> What to produce
Below is the data. Give it again, complete and exact.

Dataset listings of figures
+ + +

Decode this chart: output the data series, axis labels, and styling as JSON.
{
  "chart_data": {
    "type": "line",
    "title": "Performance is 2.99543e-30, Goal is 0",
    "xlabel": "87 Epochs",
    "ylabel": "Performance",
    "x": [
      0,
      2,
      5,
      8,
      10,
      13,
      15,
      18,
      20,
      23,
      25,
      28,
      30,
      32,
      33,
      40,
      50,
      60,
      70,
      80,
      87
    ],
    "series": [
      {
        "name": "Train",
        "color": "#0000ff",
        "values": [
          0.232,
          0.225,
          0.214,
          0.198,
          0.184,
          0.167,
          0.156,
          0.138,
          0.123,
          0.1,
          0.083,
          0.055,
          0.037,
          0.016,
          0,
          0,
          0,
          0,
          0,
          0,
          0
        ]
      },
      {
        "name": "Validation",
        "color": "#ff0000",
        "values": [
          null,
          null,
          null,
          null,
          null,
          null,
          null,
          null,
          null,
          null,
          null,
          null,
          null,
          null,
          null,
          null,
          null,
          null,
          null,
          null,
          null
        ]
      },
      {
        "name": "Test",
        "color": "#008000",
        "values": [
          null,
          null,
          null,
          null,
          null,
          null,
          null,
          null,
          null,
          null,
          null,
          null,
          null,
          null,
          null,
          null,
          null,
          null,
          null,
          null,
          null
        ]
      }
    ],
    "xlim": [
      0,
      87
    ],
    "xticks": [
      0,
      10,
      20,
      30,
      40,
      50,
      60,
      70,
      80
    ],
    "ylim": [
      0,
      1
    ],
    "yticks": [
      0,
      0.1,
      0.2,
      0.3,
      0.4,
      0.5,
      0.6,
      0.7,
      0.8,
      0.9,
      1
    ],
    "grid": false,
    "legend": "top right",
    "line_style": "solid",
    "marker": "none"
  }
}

+ + +

> Complete output
Decode this chart: output the data series, axis labels, and styling as JSON.
{
  "chart_data": {
    "type": "line",
    "title": "Performance is 2.99543e-30, Goal is 0",
    "xlabel": "87 Epochs",
    "ylabel": "Performance",
    "x": [
      0,
      2,
      5,
      8,
      10,
      13,
      15,
      18,
      20,
      23,
      25,
      28,
      30,
      32,
      33,
      40,
      50,
      60,
      70,
      80,
      87
    ],
    "series": [
      {
        "name": "Train",
        "color": "#0000ff",
        "values": [
          0.232,
          0.225,
          0.214,
          0.198,
          0.184,
          0.167,
          0.156,
          0.138,
          0.123,
          0.1,
          0.083,
          0.055,
          0.037,
          0.016,
          0,
          0,
          0,
          0,
          0,
          0,
          0
        ]
      },
      {
        "name": "Validation",
        "color": "#ff0000",
        "values": [
          null,
          null,
          null,
          null,
          null,
          null,
          null,
          null,
          null,
          null,
          null,
          null,
          null,
          null,
          null,
          null,
          null,
          null,
          null,
          null,
          null
        ]
      },
      {
        "name": "Test",
        "color": "#008000",
        "values": [
          null,
          null,
          null,
          null,
          null,
          null,
          null,
          null,
          null,
          null,
          null,
          null,
          null,
          null,
          null,
          null,
          null,
          null,
          null,
          null,
          null
        ]
      }
    ],
    "xlim": [
      0,
      87
    ],
    "xticks": [
      0,
      10,
      20,
      30,
      40,
      50,
      60,
      70,
      80
    ],
    "ylim": [
      0,
      1
    ],
    "yticks": [
      0,
      0.1,
      0.2,
      0.3,
      0.4,
      0.5,
      0.6,
      0.7,
      0.8,
      0.9,
      1
    ],
    "grid": false,
    "legend": "top right",
    "line_style": "solid",
    "marker": "none"
  }
}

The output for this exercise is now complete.